• Request:
Read the material below and tally how many lines hold the word "внутридомовых", giving the number and nothing else.

Start of The records

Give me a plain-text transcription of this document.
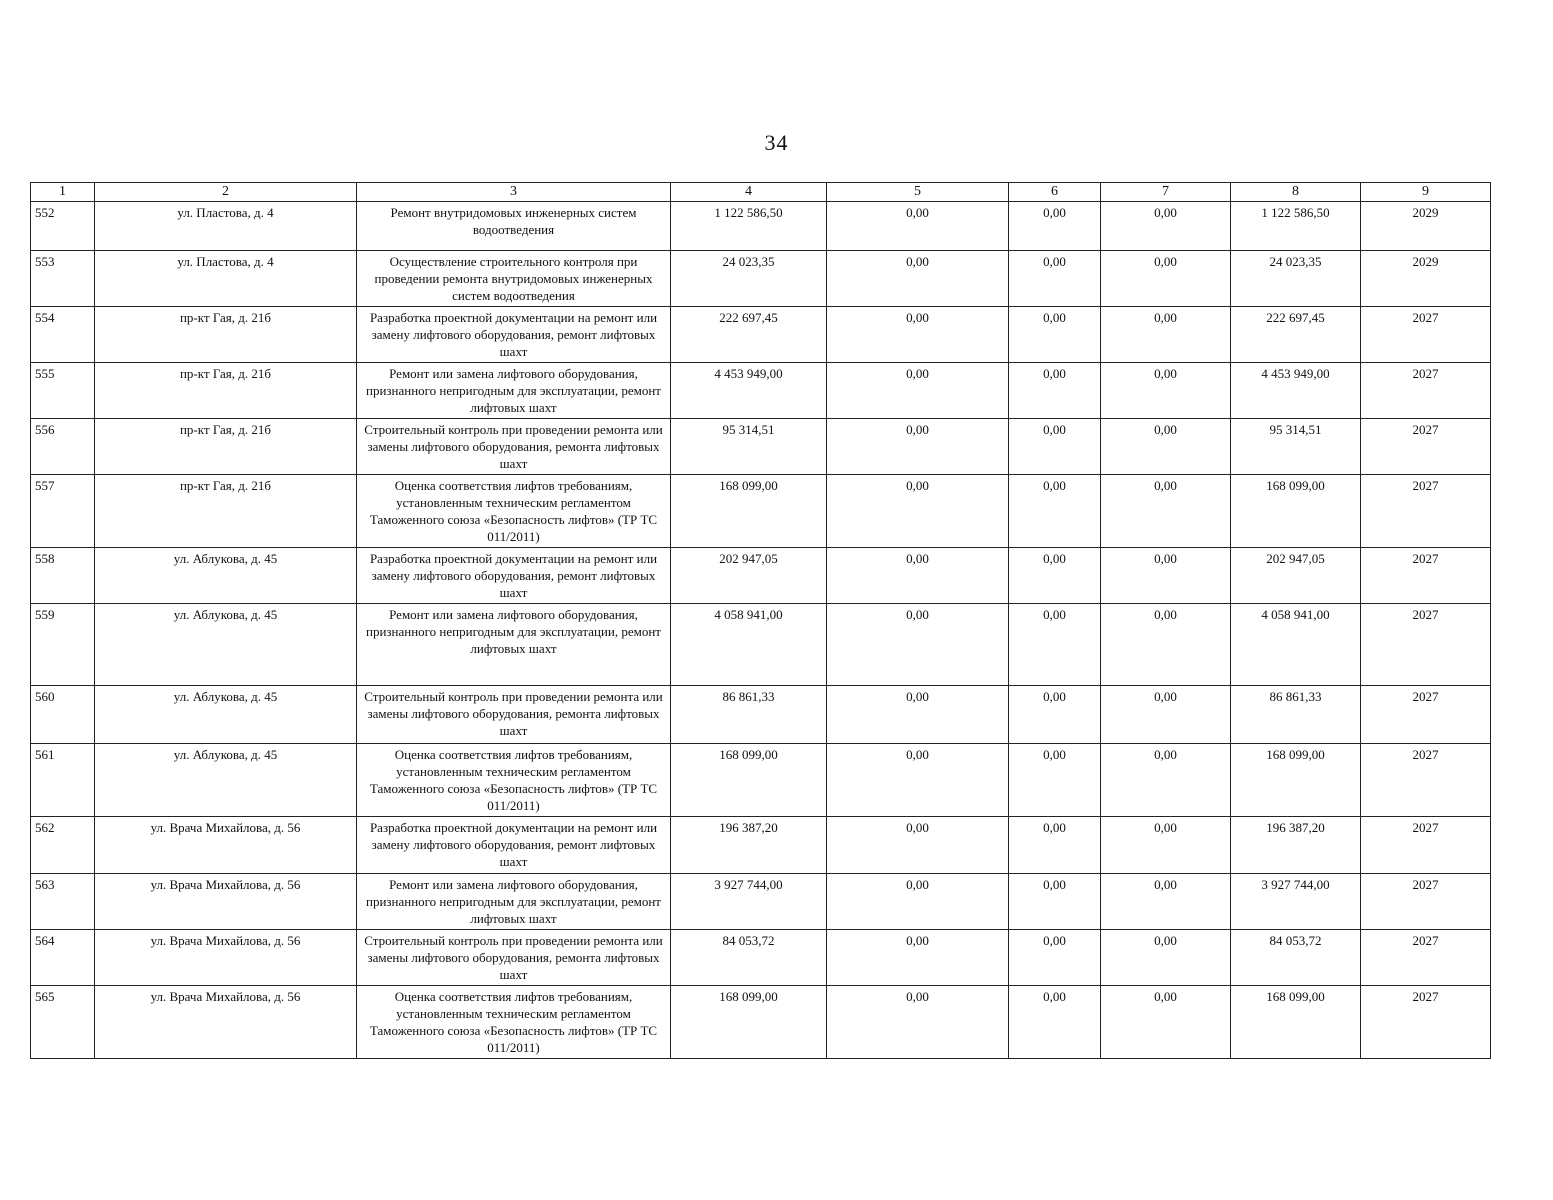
34
1	2	3	4	5	6	7	8	9
552	ул. Пластова, д. 4	Ремонт внутридомовых инженерных систем водоотведения	1 122 586,50	0,00	0,00	0,00	1 122 586,50	2029
553	ул. Пластова, д. 4	Осуществление строительного контроля при проведении ремонта внутридомовых инженерных систем водоотведения	24 023,35	0,00	0,00	0,00	24 023,35	2029
554	пр-кт Гая, д. 21б	Разработка проектной документации на ремонт или замену лифтового оборудования, ремонт лифтовых шахт	222 697,45	0,00	0,00	0,00	222 697,45	2027
555	пр-кт Гая, д. 21б	Ремонт или замена лифтового оборудования, признанного непригодным для эксплуатации, ремонт лифтовых шахт	4 453 949,00	0,00	0,00	0,00	4 453 949,00	2027
556	пр-кт Гая, д. 21б	Строительный контроль при проведении ремонта или замены лифтового оборудования, ремонта лифтовых шахт	95 314,51	0,00	0,00	0,00	95 314,51	2027
557	пр-кт Гая, д. 21б	Оценка соответствия лифтов требованиям, установленным техническим регламентом Таможенного союза «Безопасность лифтов» (ТР ТС 011/2011)	168 099,00	0,00	0,00	0,00	168 099,00	2027
558	ул. Аблукова, д. 45	Разработка проектной документации на ремонт или замену лифтового оборудования, ремонт лифтовых шахт	202 947,05	0,00	0,00	0,00	202 947,05	2027
559	ул. Аблукова, д. 45	Ремонт или замена лифтового оборудования, признанного непригодным для эксплуатации, ремонт лифтовых шахт	4 058 941,00	0,00	0,00	0,00	4 058 941,00	2027
560	ул. Аблукова, д. 45	Строительный контроль при проведении ремонта или замены лифтового оборудования, ремонта лифтовых шахт	86 861,33	0,00	0,00	0,00	86 861,33	2027
561	ул. Аблукова, д. 45	Оценка соответствия лифтов требованиям, установленным техническим регламентом Таможенного союза «Безопасность лифтов» (ТР ТС 011/2011)	168 099,00	0,00	0,00	0,00	168 099,00	2027
562	ул. Врача Михайлова, д. 56	Разработка проектной документации на ремонт или замену лифтового оборудования, ремонт лифтовых шахт	196 387,20	0,00	0,00	0,00	196 387,20	2027
563	ул. Врача Михайлова, д. 56	Ремонт или замена лифтового оборудования, признанного непригодным для эксплуатации, ремонт лифтовых шахт	3 927 744,00	0,00	0,00	0,00	3 927 744,00	2027
564	ул. Врача Михайлова, д. 56	Строительный контроль при проведении ремонта или замены лифтового оборудования, ремонта лифтовых шахт	84 053,72	0,00	0,00	0,00	84 053,72	2027
565	ул. Врача Михайлова, д. 56	Оценка соответствия лифтов требованиям, установленным техническим регламентом Таможенного союза «Безопасность лифтов» (ТР ТС 011/2011)	168 099,00	0,00	0,00	0,00	168 099,00	2027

End of The records

• Finished exercise:
2